### WHAT IS BEING ASKED
Gather up the lines with the word "项目支出" in them.

### GIVEN DATA

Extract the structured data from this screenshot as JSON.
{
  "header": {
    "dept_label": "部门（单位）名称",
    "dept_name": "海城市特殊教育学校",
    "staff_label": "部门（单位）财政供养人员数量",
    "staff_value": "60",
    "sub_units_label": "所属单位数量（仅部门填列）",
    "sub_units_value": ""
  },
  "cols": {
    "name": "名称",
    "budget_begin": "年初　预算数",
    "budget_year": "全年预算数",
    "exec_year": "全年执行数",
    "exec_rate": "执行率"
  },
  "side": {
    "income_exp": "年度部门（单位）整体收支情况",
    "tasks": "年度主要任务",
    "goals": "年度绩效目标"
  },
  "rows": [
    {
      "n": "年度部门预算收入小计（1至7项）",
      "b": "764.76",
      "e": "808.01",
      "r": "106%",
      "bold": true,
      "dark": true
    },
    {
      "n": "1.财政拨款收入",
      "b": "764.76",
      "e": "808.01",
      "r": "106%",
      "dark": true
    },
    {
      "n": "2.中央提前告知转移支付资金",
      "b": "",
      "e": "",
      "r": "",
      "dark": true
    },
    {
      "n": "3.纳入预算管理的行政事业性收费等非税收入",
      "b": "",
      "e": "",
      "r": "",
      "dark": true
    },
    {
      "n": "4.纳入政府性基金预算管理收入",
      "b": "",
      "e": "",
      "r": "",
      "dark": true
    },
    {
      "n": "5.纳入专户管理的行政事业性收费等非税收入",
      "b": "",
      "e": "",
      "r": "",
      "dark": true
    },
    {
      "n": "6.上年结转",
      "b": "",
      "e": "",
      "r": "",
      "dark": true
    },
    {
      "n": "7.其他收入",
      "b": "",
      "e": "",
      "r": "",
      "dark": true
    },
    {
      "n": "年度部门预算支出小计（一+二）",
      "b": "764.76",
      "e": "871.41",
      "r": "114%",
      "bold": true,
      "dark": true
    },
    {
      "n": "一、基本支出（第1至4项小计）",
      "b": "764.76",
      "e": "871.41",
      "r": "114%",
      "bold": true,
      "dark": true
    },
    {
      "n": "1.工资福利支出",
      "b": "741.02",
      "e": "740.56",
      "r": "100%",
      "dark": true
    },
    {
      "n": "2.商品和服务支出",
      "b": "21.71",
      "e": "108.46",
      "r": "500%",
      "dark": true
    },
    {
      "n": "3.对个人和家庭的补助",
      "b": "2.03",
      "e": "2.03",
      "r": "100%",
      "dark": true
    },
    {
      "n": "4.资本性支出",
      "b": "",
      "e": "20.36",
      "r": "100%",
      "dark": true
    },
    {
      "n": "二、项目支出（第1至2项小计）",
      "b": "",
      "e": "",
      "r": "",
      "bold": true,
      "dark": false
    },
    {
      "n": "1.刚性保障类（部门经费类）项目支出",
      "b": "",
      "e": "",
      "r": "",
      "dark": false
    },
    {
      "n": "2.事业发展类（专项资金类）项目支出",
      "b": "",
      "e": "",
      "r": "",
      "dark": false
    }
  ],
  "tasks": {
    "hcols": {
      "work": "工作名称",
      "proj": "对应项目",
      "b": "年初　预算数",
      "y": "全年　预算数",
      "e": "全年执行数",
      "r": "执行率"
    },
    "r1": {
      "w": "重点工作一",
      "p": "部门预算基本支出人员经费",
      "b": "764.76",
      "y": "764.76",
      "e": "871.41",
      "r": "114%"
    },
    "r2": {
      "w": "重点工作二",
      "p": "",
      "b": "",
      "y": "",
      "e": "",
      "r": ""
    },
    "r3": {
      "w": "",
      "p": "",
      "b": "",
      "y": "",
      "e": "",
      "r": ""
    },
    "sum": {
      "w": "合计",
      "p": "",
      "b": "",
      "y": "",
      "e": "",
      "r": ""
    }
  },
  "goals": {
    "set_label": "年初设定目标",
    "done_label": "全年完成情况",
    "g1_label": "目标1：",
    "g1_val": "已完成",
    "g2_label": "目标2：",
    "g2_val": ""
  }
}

### RESULT
      "n": "二、项目支出（第1至2项小计）",
      "n": "1.刚性保障类（部门经费类）项目支出",
      "n": "2.事业发展类（专项资金类）项目支出",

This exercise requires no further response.